Exercise :: Reproduce all of the material exactly as shown.

______________________________

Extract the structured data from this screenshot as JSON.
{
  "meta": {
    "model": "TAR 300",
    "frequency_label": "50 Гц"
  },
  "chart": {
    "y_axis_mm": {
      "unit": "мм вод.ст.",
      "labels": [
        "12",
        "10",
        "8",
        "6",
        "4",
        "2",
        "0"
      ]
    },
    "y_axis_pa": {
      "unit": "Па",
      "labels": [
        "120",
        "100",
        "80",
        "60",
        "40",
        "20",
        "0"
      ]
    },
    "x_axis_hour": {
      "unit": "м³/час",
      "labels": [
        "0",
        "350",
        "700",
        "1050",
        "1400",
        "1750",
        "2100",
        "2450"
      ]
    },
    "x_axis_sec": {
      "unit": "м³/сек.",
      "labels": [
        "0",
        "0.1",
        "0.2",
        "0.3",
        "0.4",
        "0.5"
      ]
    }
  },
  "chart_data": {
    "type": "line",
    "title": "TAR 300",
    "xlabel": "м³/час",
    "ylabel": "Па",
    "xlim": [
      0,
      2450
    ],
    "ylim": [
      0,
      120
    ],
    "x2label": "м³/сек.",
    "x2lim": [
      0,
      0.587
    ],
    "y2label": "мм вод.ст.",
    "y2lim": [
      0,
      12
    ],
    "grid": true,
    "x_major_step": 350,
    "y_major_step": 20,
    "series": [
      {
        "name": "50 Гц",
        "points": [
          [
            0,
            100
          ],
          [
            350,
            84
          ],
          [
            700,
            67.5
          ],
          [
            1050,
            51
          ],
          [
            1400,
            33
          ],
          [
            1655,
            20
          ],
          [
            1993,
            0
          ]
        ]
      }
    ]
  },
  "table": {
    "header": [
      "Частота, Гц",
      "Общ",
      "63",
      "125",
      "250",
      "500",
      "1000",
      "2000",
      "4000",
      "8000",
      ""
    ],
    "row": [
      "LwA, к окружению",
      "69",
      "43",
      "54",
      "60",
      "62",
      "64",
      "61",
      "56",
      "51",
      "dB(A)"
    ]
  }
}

______________________________

Reply to the task ::
Extract the structured data from this screenshot as JSON.
{
  "meta": {
    "model": "TAR 300",
    "frequency_label": "50 Гц"
  },
  "chart": {
    "y_axis_mm": {
      "unit": "мм вод.ст.",
      "labels": [
        "12",
        "10",
        "8",
        "6",
        "4",
        "2",
        "0"
      ]
    },
    "y_axis_pa": {
      "unit": "Па",
      "labels": [
        "120",
        "100",
        "80",
        "60",
        "40",
        "20",
        "0"
      ]
    },
    "x_axis_hour": {
      "unit": "м³/час",
      "labels": [
        "0",
        "350",
        "700",
        "1050",
        "1400",
        "1750",
        "2100",
        "2450"
      ]
    },
    "x_axis_sec": {
      "unit": "м³/сек.",
      "labels": [
        "0",
        "0.1",
        "0.2",
        "0.3",
        "0.4",
        "0.5"
      ]
    }
  },
  "chart_data": {
    "type": "line",
    "title": "TAR 300",
    "xlabel": "м³/час",
    "ylabel": "Па",
    "xlim": [
      0,
      2450
    ],
    "ylim": [
      0,
      120
    ],
    "x2label": "м³/сек.",
    "x2lim": [
      0,
      0.587
    ],
    "y2label": "мм вод.ст.",
    "y2lim": [
      0,
      12
    ],
    "grid": true,
    "x_major_step": 350,
    "y_major_step": 20,
    "series": [
      {
        "name": "50 Гц",
        "points": [
          [
            0,
            100
          ],
          [
            350,
            84
          ],
          [
            700,
            67.5
          ],
          [
            1050,
            51
          ],
          [
            1400,
            33
          ],
          [
            1655,
            20
          ],
          [
            1993,
            0
          ]
        ]
      }
    ]
  },
  "table": {
    "header": [
      "Частота, Гц",
      "Общ",
      "63",
      "125",
      "250",
      "500",
      "1000",
      "2000",
      "4000",
      "8000",
      ""
    ],
    "row": [
      "LwA, к окружению",
      "69",
      "43",
      "54",
      "60",
      "62",
      "64",
      "61",
      "56",
      "51",
      "dB(A)"
    ]
  }
}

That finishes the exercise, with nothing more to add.